[Element placement data]
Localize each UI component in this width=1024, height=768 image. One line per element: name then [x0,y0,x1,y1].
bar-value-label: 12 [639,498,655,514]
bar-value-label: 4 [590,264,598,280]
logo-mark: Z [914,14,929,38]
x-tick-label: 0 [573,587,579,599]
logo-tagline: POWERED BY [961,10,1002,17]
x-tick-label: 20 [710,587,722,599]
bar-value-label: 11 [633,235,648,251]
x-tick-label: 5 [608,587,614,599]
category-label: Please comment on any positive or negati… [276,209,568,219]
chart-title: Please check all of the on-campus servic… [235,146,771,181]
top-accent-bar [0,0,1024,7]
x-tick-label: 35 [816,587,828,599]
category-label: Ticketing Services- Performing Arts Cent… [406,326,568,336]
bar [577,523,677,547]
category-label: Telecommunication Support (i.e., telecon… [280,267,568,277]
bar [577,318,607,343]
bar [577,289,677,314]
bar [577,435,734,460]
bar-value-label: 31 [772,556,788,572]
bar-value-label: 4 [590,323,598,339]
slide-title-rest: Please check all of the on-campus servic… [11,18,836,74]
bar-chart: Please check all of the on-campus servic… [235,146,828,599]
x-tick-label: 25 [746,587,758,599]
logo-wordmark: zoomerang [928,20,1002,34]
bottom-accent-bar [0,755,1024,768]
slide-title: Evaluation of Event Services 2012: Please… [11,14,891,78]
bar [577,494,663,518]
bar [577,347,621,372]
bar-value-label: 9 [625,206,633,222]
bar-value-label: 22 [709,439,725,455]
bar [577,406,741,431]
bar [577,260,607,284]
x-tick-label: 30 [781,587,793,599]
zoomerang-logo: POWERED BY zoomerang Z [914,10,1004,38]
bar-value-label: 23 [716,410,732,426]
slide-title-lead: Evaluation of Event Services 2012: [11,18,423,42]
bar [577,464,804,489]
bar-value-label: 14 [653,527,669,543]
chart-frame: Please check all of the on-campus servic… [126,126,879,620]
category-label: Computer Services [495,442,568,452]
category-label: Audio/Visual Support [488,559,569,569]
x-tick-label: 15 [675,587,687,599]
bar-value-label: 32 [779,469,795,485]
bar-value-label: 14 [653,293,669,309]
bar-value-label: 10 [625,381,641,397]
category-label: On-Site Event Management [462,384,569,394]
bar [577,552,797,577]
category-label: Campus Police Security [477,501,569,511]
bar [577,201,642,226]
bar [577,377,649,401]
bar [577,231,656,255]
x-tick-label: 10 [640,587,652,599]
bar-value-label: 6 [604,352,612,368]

## Exercise directions
Output every line of the items unchanged.

## Response to the exercise
Localize each UI component in this width=1024, height=768 image. One line per element: name then [x0,y0,x1,y1].
bar-value-label: 12 [639,498,655,514]
bar-value-label: 4 [590,264,598,280]
logo-mark: Z [914,14,929,38]
x-tick-label: 0 [573,587,579,599]
logo-tagline: POWERED BY [961,10,1002,17]
x-tick-label: 20 [710,587,722,599]
bar-value-label: 11 [633,235,648,251]
x-tick-label: 5 [608,587,614,599]
category-label: Please comment on any positive or negati… [276,209,568,219]
chart-title: Please check all of the on-campus servic… [235,146,771,181]
top-accent-bar [0,0,1024,7]
x-tick-label: 35 [816,587,828,599]
category-label: Ticketing Services- Performing Arts Cent… [406,326,568,336]
bar [577,523,677,547]
category-label: Telecommunication Support (i.e., telecon… [280,267,568,277]
bar [577,318,607,343]
bar [577,289,677,314]
bar [577,435,734,460]
bar-value-label: 31 [772,556,788,572]
bar-value-label: 4 [590,323,598,339]
slide-title-rest: Please check all of the on-campus servic… [11,18,836,74]
bar-chart: Please check all of the on-campus servic… [235,146,828,599]
x-tick-label: 25 [746,587,758,599]
logo-wordmark: zoomerang [928,20,1002,34]
bottom-accent-bar [0,755,1024,768]
slide-title: Evaluation of Event Services 2012: Please… [11,14,891,78]
bar [577,494,663,518]
bar [577,347,621,372]
bar-value-label: 9 [625,206,633,222]
bar-value-label: 22 [709,439,725,455]
bar [577,406,741,431]
bar [577,260,607,284]
x-tick-label: 30 [781,587,793,599]
zoomerang-logo: POWERED BY zoomerang Z [914,10,1004,38]
bar-value-label: 23 [716,410,732,426]
slide-title-lead: Evaluation of Event Services 2012: [11,18,423,42]
bar [577,464,804,489]
bar-value-label: 14 [653,527,669,543]
chart-frame: Please check all of the on-campus servic… [126,126,879,620]
category-label: Computer Services [495,442,568,452]
category-label: Audio/Visual Support [488,559,569,569]
x-tick-label: 15 [675,587,687,599]
bar-value-label: 32 [779,469,795,485]
bar-value-label: 14 [653,293,669,309]
bar-value-label: 10 [625,381,641,397]
category-label: On-Site Event Management [462,384,569,394]
bar [577,552,797,577]
category-label: Campus Police Security [477,501,569,511]
bar [577,201,642,226]
bar [577,377,649,401]
bar [577,231,656,255]
x-tick-label: 10 [640,587,652,599]
bar-value-label: 6 [604,352,612,368]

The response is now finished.